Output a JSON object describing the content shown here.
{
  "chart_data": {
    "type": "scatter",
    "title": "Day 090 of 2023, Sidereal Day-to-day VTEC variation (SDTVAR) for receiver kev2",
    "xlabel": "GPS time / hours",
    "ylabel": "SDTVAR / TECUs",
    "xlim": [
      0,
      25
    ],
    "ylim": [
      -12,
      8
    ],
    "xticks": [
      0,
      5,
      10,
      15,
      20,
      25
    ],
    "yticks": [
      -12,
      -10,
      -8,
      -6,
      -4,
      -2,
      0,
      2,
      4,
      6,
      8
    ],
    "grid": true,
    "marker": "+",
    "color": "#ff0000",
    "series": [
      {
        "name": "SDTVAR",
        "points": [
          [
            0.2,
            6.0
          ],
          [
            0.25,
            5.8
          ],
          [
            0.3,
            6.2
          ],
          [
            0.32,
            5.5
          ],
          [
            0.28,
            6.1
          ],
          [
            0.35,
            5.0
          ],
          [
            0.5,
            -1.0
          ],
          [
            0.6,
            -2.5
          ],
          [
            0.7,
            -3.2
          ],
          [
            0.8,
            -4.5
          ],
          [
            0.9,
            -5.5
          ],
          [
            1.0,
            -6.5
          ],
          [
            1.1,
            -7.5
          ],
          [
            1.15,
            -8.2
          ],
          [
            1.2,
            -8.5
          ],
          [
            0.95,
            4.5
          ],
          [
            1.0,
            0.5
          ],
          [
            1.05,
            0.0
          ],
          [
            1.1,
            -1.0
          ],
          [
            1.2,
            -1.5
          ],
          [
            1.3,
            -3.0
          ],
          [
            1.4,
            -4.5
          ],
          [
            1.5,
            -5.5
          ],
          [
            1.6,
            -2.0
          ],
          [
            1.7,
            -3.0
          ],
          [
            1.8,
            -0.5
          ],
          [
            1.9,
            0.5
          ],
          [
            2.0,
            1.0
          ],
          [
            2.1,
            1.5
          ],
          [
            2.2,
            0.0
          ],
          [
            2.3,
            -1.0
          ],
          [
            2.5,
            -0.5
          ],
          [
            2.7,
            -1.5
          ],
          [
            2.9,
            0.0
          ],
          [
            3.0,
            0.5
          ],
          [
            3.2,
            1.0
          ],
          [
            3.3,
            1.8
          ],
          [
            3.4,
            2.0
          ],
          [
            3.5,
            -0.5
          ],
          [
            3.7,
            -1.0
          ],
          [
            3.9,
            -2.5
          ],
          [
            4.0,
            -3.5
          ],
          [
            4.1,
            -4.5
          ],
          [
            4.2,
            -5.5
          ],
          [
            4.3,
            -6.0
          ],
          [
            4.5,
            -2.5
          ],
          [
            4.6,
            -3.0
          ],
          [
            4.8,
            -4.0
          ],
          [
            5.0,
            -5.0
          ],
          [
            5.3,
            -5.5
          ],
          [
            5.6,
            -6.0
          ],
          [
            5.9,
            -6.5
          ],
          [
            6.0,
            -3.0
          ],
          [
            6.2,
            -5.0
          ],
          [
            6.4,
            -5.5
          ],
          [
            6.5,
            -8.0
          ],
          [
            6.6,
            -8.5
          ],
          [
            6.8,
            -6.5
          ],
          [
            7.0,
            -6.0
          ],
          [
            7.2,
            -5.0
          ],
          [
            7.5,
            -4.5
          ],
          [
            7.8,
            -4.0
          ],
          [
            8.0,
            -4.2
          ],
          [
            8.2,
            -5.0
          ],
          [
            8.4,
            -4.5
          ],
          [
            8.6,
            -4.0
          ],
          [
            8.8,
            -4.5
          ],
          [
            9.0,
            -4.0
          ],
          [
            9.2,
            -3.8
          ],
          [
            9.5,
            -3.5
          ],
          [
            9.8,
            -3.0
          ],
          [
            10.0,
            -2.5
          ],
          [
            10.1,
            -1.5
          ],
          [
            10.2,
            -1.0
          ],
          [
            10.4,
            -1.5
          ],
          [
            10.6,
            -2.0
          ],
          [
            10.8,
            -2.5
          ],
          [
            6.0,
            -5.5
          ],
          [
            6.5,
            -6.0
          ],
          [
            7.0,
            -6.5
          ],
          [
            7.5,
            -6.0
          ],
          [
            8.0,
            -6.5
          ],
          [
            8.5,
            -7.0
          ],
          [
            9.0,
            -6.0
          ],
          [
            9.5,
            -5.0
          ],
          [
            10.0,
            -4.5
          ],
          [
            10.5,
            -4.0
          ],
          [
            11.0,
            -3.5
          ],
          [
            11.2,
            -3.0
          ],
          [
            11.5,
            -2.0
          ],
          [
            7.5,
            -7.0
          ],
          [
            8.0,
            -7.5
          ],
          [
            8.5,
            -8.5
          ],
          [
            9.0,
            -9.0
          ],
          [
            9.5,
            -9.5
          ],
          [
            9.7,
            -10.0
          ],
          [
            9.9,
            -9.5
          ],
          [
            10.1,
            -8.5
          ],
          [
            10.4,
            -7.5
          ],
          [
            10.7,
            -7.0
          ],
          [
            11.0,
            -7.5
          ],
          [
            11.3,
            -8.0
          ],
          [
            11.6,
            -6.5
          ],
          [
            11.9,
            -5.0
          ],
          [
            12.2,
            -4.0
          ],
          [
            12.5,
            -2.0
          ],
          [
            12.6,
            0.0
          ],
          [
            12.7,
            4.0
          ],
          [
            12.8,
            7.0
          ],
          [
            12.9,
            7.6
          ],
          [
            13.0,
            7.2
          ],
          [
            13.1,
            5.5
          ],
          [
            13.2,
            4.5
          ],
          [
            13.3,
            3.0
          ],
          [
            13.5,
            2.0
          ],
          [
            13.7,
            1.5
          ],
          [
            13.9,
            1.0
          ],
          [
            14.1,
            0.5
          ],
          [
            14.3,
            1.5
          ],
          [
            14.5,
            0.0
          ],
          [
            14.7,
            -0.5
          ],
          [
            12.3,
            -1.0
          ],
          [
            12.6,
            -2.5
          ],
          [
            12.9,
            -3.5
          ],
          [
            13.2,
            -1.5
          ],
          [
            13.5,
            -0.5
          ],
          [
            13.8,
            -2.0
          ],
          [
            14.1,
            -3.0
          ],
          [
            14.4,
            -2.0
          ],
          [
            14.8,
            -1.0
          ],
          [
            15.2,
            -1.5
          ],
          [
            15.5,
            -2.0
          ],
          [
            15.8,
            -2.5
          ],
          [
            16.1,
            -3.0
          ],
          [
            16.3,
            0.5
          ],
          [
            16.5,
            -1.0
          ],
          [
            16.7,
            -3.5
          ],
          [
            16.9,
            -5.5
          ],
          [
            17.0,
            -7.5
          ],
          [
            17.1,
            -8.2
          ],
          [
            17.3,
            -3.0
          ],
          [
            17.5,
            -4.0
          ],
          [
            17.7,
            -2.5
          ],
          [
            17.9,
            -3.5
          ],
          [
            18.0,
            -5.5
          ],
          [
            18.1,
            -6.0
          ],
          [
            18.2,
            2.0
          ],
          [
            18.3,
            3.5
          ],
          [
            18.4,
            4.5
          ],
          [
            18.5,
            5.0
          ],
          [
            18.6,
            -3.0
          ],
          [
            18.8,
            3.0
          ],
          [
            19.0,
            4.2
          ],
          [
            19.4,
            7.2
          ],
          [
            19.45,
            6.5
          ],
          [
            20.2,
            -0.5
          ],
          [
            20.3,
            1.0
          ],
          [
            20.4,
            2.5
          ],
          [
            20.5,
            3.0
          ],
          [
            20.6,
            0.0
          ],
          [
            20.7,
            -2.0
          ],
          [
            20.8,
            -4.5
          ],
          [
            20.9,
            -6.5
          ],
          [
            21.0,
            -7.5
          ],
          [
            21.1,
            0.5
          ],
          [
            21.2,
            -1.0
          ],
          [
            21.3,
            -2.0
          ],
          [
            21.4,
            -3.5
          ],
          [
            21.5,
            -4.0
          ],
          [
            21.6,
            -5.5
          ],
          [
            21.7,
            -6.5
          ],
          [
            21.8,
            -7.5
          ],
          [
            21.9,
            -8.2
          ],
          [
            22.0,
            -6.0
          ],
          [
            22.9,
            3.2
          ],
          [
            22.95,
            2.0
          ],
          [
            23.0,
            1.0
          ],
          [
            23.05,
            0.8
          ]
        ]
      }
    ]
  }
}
⁂
Report how many lines of the data contain the word "SDTVAR", using the number alone.

3